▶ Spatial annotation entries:
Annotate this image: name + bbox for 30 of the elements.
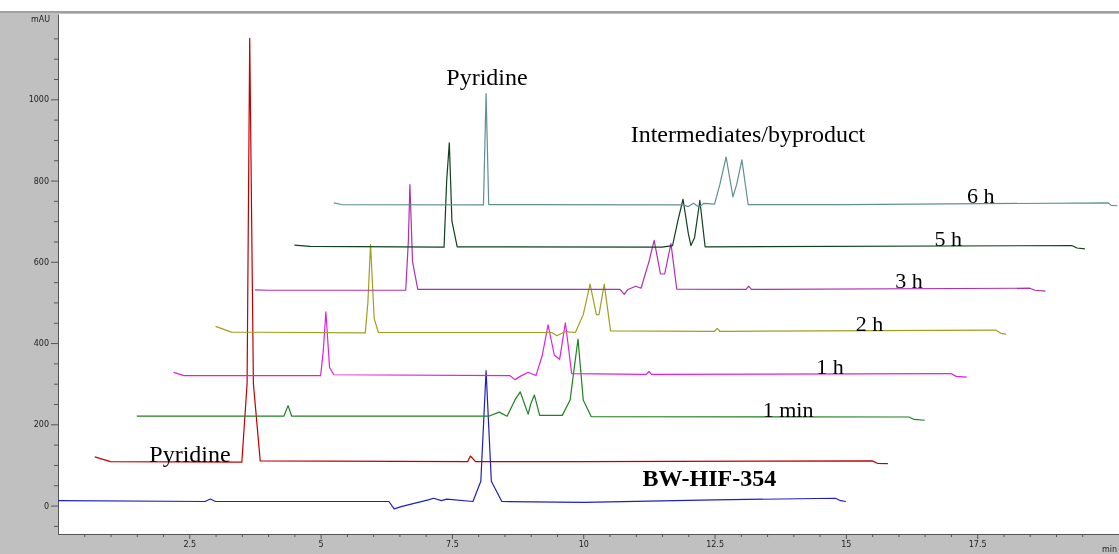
annotation: Intermediates/byproduct — [630, 121, 866, 147]
x-tick-label: 15 — [841, 540, 852, 549]
y-tick-label: 0 — [43, 501, 49, 511]
series-label: 5 h — [934, 225, 963, 251]
y-tick-label: 400 — [33, 339, 49, 349]
y-tick-label: 600 — [33, 257, 49, 267]
annotation: Pyridine — [149, 441, 231, 467]
x-tick-label: 12.5 — [706, 540, 724, 549]
line-series — [254, 184, 1047, 295]
x-axis-title: min — [1101, 545, 1117, 554]
series-label: 1 h — [816, 354, 844, 380]
line-series — [136, 338, 926, 421]
y-tick-label: 1000 — [28, 95, 49, 105]
x-tick-label: 2.5 — [183, 540, 197, 549]
line-series — [172, 311, 968, 381]
x-tick-label: 5 — [318, 540, 324, 549]
y-tick-label: 800 — [33, 176, 49, 186]
y-axis-title: mAU — [30, 15, 51, 24]
y-tick-label: 200 — [33, 420, 49, 430]
series-label: 6 h — [967, 182, 995, 208]
x-tick-label: 17.5 — [968, 540, 987, 549]
series-label: 3 h — [895, 268, 923, 294]
x-tick-label: 7.5 — [446, 540, 459, 549]
line-series — [94, 37, 889, 465]
series-label: BW-HIF-354 — [642, 464, 777, 491]
annotation: Pyridine — [446, 64, 528, 90]
series-label: 1 min — [762, 397, 814, 423]
x-tick-label: 10 — [578, 540, 589, 549]
line-series — [333, 93, 1119, 208]
series-label: 2 h — [855, 311, 884, 337]
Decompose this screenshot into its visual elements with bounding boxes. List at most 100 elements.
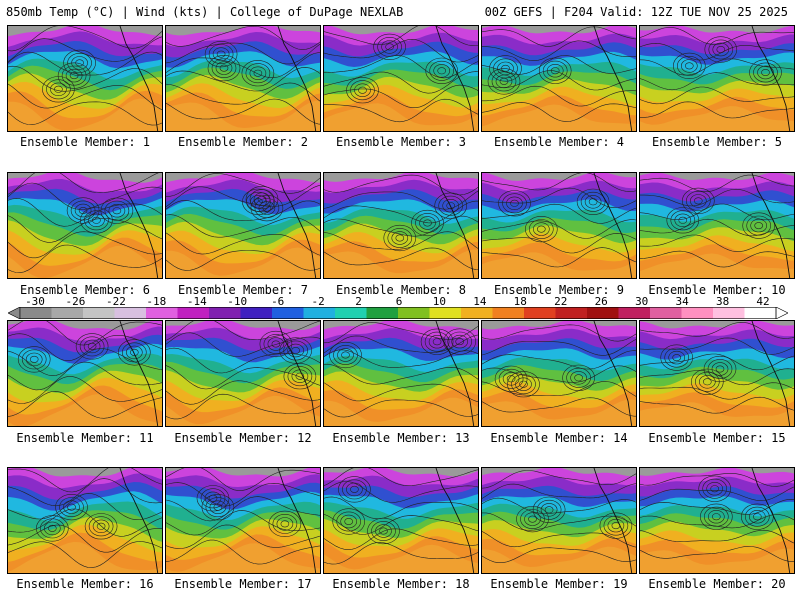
ensemble-member-map [165,467,321,574]
ensemble-member-caption: Ensemble Member: 16 [16,577,154,591]
colorbar-segment [587,307,619,319]
colorbar-label: 38 [715,295,730,308]
temperature-field [640,26,794,131]
ensemble-member-map [165,172,321,279]
temperature-field [166,468,320,573]
colorbar-label: 34 [675,295,689,308]
colorbar-max-arrow [775,307,788,319]
colorbar-segment [461,307,493,319]
ensemble-member-caption: Ensemble Member: 9 [493,283,625,297]
colorbar-label: 2 [355,295,362,308]
temperature-field [482,26,636,131]
coastline [751,468,791,573]
temperature-field [640,173,794,278]
colorbar-label: 6 [395,295,403,308]
temperature-field [324,321,478,426]
coastline [277,26,317,131]
ensemble-member-map [481,320,637,427]
ensemble-member-map [7,25,163,132]
coastline [277,173,317,278]
coastline [119,26,159,131]
colorbar-segment [335,307,367,319]
colorbar-label: -2 [311,295,325,308]
colorbar-label: -14 [186,295,207,308]
coastline [593,321,633,426]
colorbar-segment [83,307,115,319]
temperature-field [166,321,320,426]
ensemble-member-caption: Ensemble Member: 7 [177,283,309,297]
colorbar-segment [398,307,430,319]
ensemble-member-caption: Ensemble Member: 6 [19,283,151,297]
coastline [751,173,791,278]
ensemble-member-map [481,172,637,279]
ensemble-member-caption: Ensemble Member: 13 [332,431,470,445]
ensemble-member-map [481,25,637,132]
ensemble-member-caption: Ensemble Member: 3 [335,135,467,149]
coastline [435,26,475,131]
colorbar-segment [146,307,178,319]
colorbar-segment [555,307,588,319]
colorbar-label: 22 [554,295,568,308]
ensemble-member-map [639,172,795,279]
temperature-field [640,321,794,426]
coastline [435,321,475,426]
coastline [593,26,633,131]
colorbar-label: 14 [473,295,487,308]
colorbar-segment [429,307,462,319]
temperature-field [166,173,320,278]
coastline [119,321,159,426]
ensemble-member-caption: Ensemble Member: 2 [177,135,309,149]
colorbar-label: 30 [635,295,649,308]
ensemble-member-caption: Ensemble Member: 5 [651,135,783,149]
coastline [277,321,317,426]
coastline [593,173,633,278]
ensemble-member-caption: Ensemble Member: 12 [174,431,312,445]
ensemble-member-map [7,172,163,279]
chart-title: 850mb Temp (°C) | Wind (kts) | College o… [6,5,404,19]
colorbar-label: -22 [105,295,126,308]
ensemble-member-map [481,467,637,574]
colorbar-label: -6 [271,295,285,308]
ensemble-member-caption: Ensemble Member: 11 [16,431,154,445]
temperature-field [482,173,636,278]
colorbar-segment [524,307,556,319]
coastline [751,321,791,426]
colorbar-segment [492,307,525,319]
colorbar-segment [618,307,651,319]
ensemble-member-caption: Ensemble Member: 10 [648,283,786,297]
ensemble-member-map [323,320,479,427]
colorbar-segment [366,307,399,319]
colorbar-segment [209,307,241,319]
ensemble-member-map [165,25,321,132]
colorbar-label: -30 [25,295,45,308]
colorbar-segment [114,307,147,319]
temperature-colorbar [8,307,788,319]
temperature-field [8,26,162,131]
ensemble-member-caption: Ensemble Member: 1 [19,135,151,149]
colorbar-segment [272,307,304,319]
ensemble-member-map [323,172,479,279]
ensemble-member-map [7,467,163,574]
colorbar-label: 26 [594,295,608,308]
temperature-field [8,173,162,278]
colorbar-label: -26 [65,295,86,308]
ensemble-member-caption: Ensemble Member: 8 [335,283,467,297]
colorbar-label: 18 [513,295,527,308]
colorbar-label: -18 [146,295,167,308]
temperature-field [324,468,478,573]
colorbar-segment [51,307,84,319]
colorbar-segment [240,307,273,319]
colorbar-labels: -30 -26 -22 -18 -14 -10 -6 -2 2 6 10 14 18 22 26 30 34 38… [0,296,800,308]
ensemble-member-map [639,25,795,132]
coastline [435,173,475,278]
ensemble-member-map [323,25,479,132]
colorbar-label: 42 [756,295,770,308]
ensemble-member-map [639,467,795,574]
ensemble-member-map [323,467,479,574]
temperature-field [8,321,162,426]
coastline [119,173,159,278]
coastline [751,26,791,131]
ensemble-member-map [7,320,163,427]
ensemble-member-caption: Ensemble Member: 15 [648,431,786,445]
ensemble-member-caption: Ensemble Member: 17 [174,577,312,591]
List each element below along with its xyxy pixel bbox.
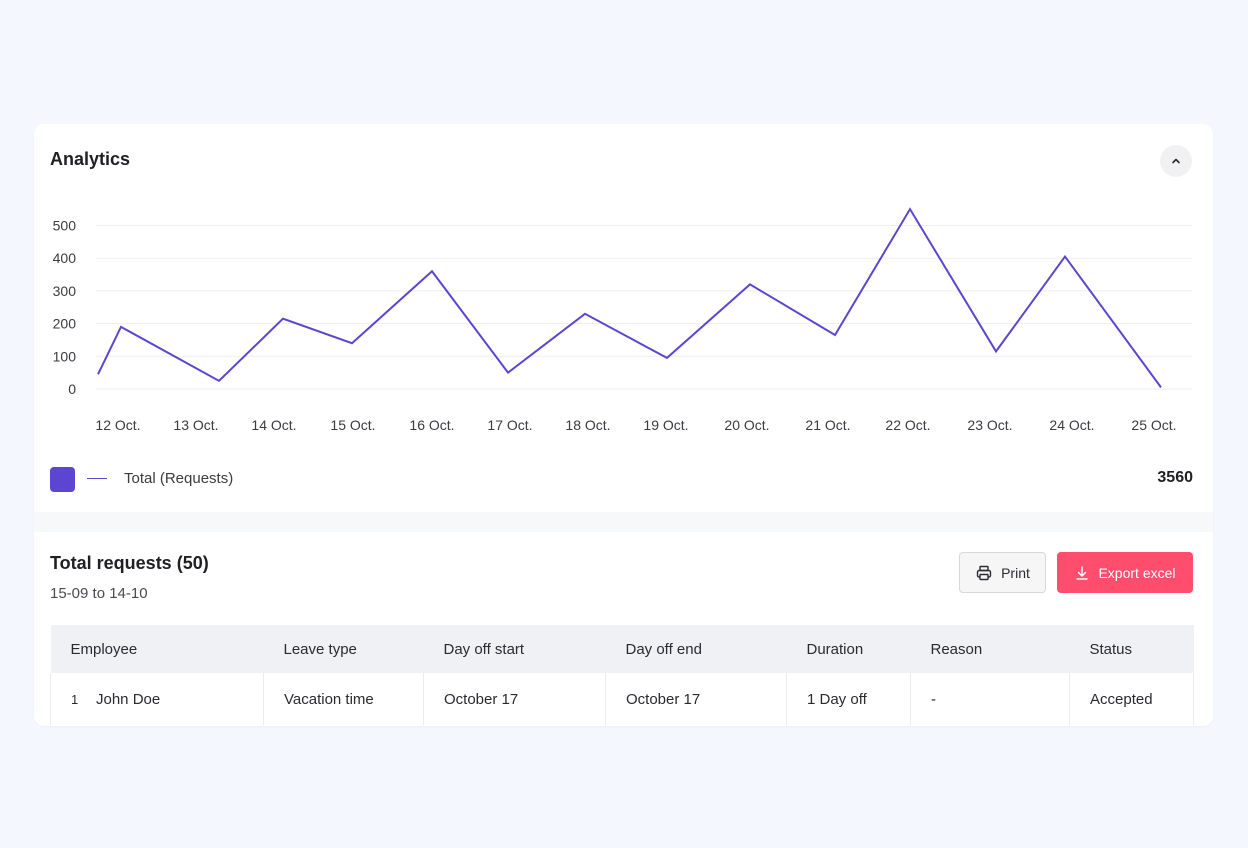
export-excel-button[interactable]: Export excel [1057, 552, 1193, 593]
employee-name: John Doe [96, 690, 161, 708]
x-tick-label: 14 Oct. [251, 417, 296, 433]
data-point[interactable] [280, 316, 286, 322]
column-header-day-off-end[interactable]: Day off end [605, 625, 787, 673]
legend-swatch [50, 467, 75, 492]
x-tick-label: 17 Oct. [487, 417, 532, 433]
requests-table: Employee Leave type Day off start Day of… [50, 625, 1194, 725]
total-requests-value: 3560 [1157, 469, 1193, 486]
y-tick-label: 400 [53, 250, 77, 266]
printer-icon [976, 565, 992, 580]
data-point[interactable] [1158, 384, 1164, 390]
column-header-duration[interactable]: Duration [786, 625, 911, 673]
cell-day-off-start: October 17 [423, 673, 606, 725]
cell-reason: - [910, 673, 1070, 725]
column-header-day-off-start[interactable]: Day off start [423, 625, 606, 673]
data-point[interactable] [747, 281, 753, 287]
legend-label: Total (Requests) [124, 470, 234, 487]
x-tick-label: 23 Oct. [967, 417, 1012, 433]
y-tick-label: 0 [68, 381, 76, 397]
cell-day-off-end: October 17 [605, 673, 787, 725]
analytics-card: Analytics 0 100 200 300 400 500 12 Oct. 13 Oct.… [34, 124, 1213, 726]
column-header-reason[interactable]: Reason [910, 625, 1070, 673]
cell-duration: 1 Day off [786, 673, 911, 725]
column-header-employee[interactable]: Employee [50, 625, 264, 673]
x-tick-label: 15 Oct. [330, 417, 375, 433]
y-tick-label: 500 [53, 218, 77, 234]
x-tick-label: 20 Oct. [724, 417, 769, 433]
download-icon [1076, 565, 1089, 580]
series-line-total-requests [97, 207, 1162, 388]
cell-employee: 1 John Doe [50, 673, 264, 725]
data-point[interactable] [95, 371, 101, 377]
data-point[interactable] [582, 311, 588, 317]
y-tick-label: 100 [53, 348, 77, 364]
print-label: Print [1001, 564, 1030, 581]
table-header-row: Employee Leave type Day off start Day of… [50, 625, 1194, 673]
requests-line-chart: 0 100 200 300 400 500 12 Oct. 13 Oct. 14 Oct. 15 … [53, 206, 1192, 433]
x-tick-label: 25 Oct. [1131, 417, 1176, 433]
section-divider [34, 512, 1213, 532]
requests-date-range: 15-09 to 14-10 [50, 585, 148, 602]
x-tick-label: 16 Oct. [409, 417, 454, 433]
x-tick-label: 21 Oct. [805, 417, 850, 433]
row-index: 1 [71, 691, 79, 707]
collapse-button[interactable] [1160, 145, 1192, 177]
data-point[interactable] [664, 355, 670, 361]
cell-status: Accepted [1069, 673, 1194, 725]
data-point[interactable] [907, 206, 913, 212]
export-label: Export excel [1098, 564, 1176, 581]
data-point[interactable] [429, 268, 435, 274]
data-point[interactable] [993, 348, 999, 354]
requests-title: Total requests (50) [50, 553, 209, 573]
column-header-leave-type[interactable]: Leave type [263, 625, 424, 673]
table-row[interactable]: 1 John Doe Vacation time October 17 Octob… [50, 673, 1194, 725]
y-tick-label: 300 [53, 283, 77, 299]
data-point[interactable] [216, 378, 222, 384]
data-point[interactable] [832, 332, 838, 338]
x-tick-label: 24 Oct. [1049, 417, 1094, 433]
x-tick-label: 12 Oct. [95, 417, 140, 433]
data-point[interactable] [349, 340, 355, 346]
x-tick-label: 19 Oct. [643, 417, 688, 433]
x-tick-label: 13 Oct. [173, 417, 218, 433]
y-tick-label: 200 [53, 316, 77, 332]
cell-leave-type: Vacation time [263, 673, 424, 725]
data-point[interactable] [505, 370, 511, 376]
analytics-title: Analytics [50, 149, 131, 169]
chevron-up-icon [1172, 158, 1180, 164]
x-tick-label: 22 Oct. [885, 417, 930, 433]
data-point[interactable] [118, 324, 124, 330]
column-header-status[interactable]: Status [1069, 625, 1194, 673]
legend-line-marker [87, 478, 107, 479]
print-button[interactable]: Print [959, 552, 1046, 593]
data-point[interactable] [1062, 254, 1068, 260]
x-tick-label: 18 Oct. [565, 417, 610, 433]
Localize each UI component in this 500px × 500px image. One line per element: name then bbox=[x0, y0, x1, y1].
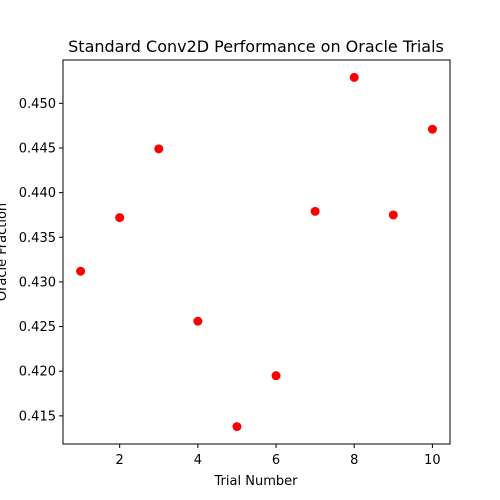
data-point bbox=[388, 210, 398, 220]
x-axis-label: Trial Number bbox=[214, 474, 299, 489]
chart-title: Standard Conv2D Performance on Oracle Tr… bbox=[68, 37, 444, 56]
x-tick-label: 2 bbox=[116, 453, 124, 468]
data-point bbox=[193, 316, 203, 326]
y-tick-label: 0.420 bbox=[19, 365, 56, 380]
x-tick-label: 10 bbox=[424, 453, 441, 468]
x-tick-label: 6 bbox=[272, 453, 280, 468]
y-tick-label: 0.425 bbox=[19, 320, 56, 335]
data-point bbox=[154, 144, 164, 154]
y-tick-label: 0.435 bbox=[19, 231, 56, 246]
data-point bbox=[349, 72, 359, 82]
data-point bbox=[76, 266, 86, 276]
y-tick-label: 0.445 bbox=[19, 141, 56, 156]
y-tick-label: 0.430 bbox=[19, 275, 56, 290]
x-tick-label: 4 bbox=[194, 453, 202, 468]
data-point bbox=[115, 213, 125, 223]
data-points bbox=[76, 72, 437, 432]
data-point bbox=[271, 371, 281, 381]
y-axis-ticks: 0.415 0.420 0.425 0.430 0.435 0.440 0.445 0.450 bbox=[19, 97, 63, 424]
plot-area-frame bbox=[62, 59, 451, 445]
x-tick-label: 8 bbox=[350, 453, 358, 468]
y-tick-label: 0.415 bbox=[19, 409, 56, 424]
x-axis-ticks: 2 4 6 8 10 bbox=[116, 444, 441, 468]
y-tick-label: 0.440 bbox=[19, 186, 56, 201]
data-point bbox=[310, 206, 320, 216]
y-axis-label: Oracle Fraction bbox=[0, 203, 10, 301]
data-point bbox=[232, 422, 242, 432]
data-point bbox=[427, 124, 437, 134]
y-tick-label: 0.450 bbox=[19, 97, 56, 112]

▶ To do:
Express the lines running from the one containing "data-point bbox=[388, 210, 398, 220]" through the one containing "data-point bbox=[154, 144, 164, 154]" as a numbered list, omitting any blank lines.

▶ Task result:
1. data-point bbox=[388, 210, 398, 220]
2. x-axis-label: Trial Number bbox=[214, 474, 299, 489]
3. chart-title: Standard Conv2D Performance on Oracle Tr… bbox=[68, 37, 444, 56]
4. x-tick-label: 2 bbox=[116, 453, 124, 468]
5. data-point bbox=[193, 316, 203, 326]
6. y-tick-label: 0.420 bbox=[19, 365, 56, 380]
7. x-tick-label: 10 bbox=[424, 453, 441, 468]
8. x-tick-label: 6 bbox=[272, 453, 280, 468]
9. y-tick-label: 0.425 bbox=[19, 320, 56, 335]
10. data-point bbox=[154, 144, 164, 154]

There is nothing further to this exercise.